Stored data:
[Begin]
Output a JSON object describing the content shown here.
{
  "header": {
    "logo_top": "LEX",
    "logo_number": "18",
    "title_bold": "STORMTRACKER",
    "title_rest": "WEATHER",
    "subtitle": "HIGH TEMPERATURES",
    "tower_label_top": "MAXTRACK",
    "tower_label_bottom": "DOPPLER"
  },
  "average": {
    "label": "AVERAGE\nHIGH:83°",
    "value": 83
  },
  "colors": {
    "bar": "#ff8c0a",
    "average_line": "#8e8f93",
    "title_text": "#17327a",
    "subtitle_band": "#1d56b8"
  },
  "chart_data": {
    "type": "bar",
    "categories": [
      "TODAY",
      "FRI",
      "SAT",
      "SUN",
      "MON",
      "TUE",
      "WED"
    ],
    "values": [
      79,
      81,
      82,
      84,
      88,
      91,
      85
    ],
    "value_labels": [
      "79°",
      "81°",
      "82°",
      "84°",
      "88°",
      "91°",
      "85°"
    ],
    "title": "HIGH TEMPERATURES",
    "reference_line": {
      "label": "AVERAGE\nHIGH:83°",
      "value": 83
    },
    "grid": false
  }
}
[End]
JOB: Give the listing again, word for word.

FULL ANSWER:
Output a JSON object describing the content shown here.
{
  "header": {
    "logo_top": "LEX",
    "logo_number": "18",
    "title_bold": "STORMTRACKER",
    "title_rest": "WEATHER",
    "subtitle": "HIGH TEMPERATURES",
    "tower_label_top": "MAXTRACK",
    "tower_label_bottom": "DOPPLER"
  },
  "average": {
    "label": "AVERAGE\nHIGH:83°",
    "value": 83
  },
  "colors": {
    "bar": "#ff8c0a",
    "average_line": "#8e8f93",
    "title_text": "#17327a",
    "subtitle_band": "#1d56b8"
  },
  "chart_data": {
    "type": "bar",
    "categories": [
      "TODAY",
      "FRI",
      "SAT",
      "SUN",
      "MON",
      "TUE",
      "WED"
    ],
    "values": [
      79,
      81,
      82,
      84,
      88,
      91,
      85
    ],
    "value_labels": [
      "79°",
      "81°",
      "82°",
      "84°",
      "88°",
      "91°",
      "85°"
    ],
    "title": "HIGH TEMPERATURES",
    "reference_line": {
      "label": "AVERAGE\nHIGH:83°",
      "value": 83
    },
    "grid": false
  }
}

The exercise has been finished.